* _What the task asks_: Filter the entries and keep only the lines where the string "houses" appears.

(Figure content listings)
--- START ---

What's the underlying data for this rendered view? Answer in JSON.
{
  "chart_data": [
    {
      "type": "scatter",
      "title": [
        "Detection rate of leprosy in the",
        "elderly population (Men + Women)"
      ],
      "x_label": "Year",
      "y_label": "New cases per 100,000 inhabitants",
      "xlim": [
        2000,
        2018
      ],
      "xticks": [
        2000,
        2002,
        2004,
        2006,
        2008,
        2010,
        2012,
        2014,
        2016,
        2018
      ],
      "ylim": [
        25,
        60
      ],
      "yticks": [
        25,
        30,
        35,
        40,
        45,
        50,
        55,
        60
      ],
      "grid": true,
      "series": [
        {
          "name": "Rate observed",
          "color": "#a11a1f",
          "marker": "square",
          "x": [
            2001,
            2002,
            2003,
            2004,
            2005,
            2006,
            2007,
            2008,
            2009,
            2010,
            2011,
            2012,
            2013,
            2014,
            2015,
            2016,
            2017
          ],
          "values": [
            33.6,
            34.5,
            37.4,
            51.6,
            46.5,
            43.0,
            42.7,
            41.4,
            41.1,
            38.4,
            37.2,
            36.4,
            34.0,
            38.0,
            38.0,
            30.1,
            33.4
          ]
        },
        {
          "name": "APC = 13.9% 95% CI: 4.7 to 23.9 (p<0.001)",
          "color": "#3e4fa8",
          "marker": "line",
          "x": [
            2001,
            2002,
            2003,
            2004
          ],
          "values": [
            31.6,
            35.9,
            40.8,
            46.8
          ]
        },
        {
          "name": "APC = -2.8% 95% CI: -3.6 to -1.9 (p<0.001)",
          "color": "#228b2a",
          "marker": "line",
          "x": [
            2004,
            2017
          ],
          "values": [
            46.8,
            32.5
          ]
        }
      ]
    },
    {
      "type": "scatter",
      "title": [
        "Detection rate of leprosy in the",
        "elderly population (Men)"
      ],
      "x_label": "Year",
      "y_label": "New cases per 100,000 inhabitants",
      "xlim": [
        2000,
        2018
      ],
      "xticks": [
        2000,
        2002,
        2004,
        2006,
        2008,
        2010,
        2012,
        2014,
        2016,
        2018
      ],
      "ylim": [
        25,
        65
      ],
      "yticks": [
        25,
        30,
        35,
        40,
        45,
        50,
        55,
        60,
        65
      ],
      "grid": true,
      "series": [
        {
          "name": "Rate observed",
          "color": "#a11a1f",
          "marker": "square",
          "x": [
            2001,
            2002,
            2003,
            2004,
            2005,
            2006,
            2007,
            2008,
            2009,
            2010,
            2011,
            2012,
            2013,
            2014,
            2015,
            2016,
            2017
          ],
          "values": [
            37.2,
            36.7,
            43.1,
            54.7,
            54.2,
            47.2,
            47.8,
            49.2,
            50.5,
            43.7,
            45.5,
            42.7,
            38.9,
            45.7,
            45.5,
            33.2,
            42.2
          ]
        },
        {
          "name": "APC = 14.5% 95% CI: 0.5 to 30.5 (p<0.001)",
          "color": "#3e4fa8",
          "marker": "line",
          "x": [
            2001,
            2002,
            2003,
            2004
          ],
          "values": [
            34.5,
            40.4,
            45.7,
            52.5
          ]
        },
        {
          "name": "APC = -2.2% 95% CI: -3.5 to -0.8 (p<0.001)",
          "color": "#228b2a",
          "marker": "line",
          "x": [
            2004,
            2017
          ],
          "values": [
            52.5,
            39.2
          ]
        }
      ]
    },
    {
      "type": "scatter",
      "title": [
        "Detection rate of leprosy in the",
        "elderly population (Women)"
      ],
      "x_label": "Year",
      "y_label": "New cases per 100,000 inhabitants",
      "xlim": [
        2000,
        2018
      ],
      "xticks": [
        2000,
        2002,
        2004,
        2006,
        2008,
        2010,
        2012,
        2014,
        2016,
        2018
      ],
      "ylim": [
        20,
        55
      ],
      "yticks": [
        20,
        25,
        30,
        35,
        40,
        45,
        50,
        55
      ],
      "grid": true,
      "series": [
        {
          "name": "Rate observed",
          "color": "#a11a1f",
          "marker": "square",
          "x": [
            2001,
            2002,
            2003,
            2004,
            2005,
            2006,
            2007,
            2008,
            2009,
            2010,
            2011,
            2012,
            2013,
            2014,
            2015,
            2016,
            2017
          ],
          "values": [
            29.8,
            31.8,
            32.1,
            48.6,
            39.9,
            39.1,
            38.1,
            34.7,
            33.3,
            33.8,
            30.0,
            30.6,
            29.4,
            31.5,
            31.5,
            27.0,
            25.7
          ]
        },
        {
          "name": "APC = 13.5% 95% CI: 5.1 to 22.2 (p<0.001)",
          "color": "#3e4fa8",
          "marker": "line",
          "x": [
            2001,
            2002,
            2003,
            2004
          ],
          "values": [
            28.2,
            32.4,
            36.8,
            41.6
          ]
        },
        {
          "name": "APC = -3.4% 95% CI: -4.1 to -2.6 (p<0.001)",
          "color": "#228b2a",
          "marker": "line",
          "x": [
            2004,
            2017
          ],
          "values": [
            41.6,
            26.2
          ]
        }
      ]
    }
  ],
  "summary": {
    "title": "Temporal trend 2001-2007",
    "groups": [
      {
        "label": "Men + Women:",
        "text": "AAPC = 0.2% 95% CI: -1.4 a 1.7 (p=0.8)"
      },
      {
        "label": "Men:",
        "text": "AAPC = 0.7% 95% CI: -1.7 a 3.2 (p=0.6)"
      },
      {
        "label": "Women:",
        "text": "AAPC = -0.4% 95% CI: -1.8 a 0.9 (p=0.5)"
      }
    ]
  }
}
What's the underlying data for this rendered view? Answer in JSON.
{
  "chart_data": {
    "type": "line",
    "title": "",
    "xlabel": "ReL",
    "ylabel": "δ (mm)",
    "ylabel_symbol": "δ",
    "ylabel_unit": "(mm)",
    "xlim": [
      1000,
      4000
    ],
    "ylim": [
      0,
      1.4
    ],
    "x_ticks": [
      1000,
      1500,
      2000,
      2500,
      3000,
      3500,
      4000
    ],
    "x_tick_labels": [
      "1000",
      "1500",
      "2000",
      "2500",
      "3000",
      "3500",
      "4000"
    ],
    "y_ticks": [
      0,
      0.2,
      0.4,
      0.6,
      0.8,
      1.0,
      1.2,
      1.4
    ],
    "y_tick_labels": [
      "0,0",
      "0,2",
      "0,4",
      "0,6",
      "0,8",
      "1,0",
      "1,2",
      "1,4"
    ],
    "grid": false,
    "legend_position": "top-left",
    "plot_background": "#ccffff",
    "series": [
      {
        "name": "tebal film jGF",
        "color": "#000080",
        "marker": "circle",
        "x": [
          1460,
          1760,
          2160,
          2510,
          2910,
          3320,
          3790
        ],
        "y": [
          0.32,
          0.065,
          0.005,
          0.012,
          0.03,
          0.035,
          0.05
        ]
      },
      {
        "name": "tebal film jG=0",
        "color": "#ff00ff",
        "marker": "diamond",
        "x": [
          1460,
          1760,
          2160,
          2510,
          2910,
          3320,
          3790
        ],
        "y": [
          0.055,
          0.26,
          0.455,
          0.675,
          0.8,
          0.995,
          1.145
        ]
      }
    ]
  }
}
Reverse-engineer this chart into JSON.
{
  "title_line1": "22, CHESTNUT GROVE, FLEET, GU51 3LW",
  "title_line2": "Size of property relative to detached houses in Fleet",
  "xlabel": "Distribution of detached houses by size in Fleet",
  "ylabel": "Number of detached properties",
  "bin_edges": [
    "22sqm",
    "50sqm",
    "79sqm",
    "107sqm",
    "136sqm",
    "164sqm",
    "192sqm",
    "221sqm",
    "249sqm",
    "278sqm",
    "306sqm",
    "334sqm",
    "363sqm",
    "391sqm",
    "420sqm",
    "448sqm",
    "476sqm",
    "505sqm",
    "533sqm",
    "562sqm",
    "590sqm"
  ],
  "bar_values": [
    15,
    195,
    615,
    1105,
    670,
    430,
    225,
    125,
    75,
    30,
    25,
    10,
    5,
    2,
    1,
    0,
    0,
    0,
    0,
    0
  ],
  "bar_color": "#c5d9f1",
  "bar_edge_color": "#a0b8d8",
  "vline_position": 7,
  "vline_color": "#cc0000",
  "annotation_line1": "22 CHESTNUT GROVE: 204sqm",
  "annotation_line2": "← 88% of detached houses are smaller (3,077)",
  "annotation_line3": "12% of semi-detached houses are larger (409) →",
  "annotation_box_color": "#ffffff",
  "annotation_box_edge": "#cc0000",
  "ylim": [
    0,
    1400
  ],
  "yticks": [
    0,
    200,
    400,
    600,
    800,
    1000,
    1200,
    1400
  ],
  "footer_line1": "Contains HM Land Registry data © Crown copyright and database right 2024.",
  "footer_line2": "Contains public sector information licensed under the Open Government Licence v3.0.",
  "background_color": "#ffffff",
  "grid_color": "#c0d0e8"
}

--- END ---

* _Completed exercise_:
  "title_line2": "Size of property relative to detached houses in Fleet",
  "xlabel": "Distribution of detached houses by size in Fleet",
  "annotation_line2": "← 88% of detached houses are smaller (3,077)",
  "annotation_line3": "12% of semi-detached houses are larger (409) →",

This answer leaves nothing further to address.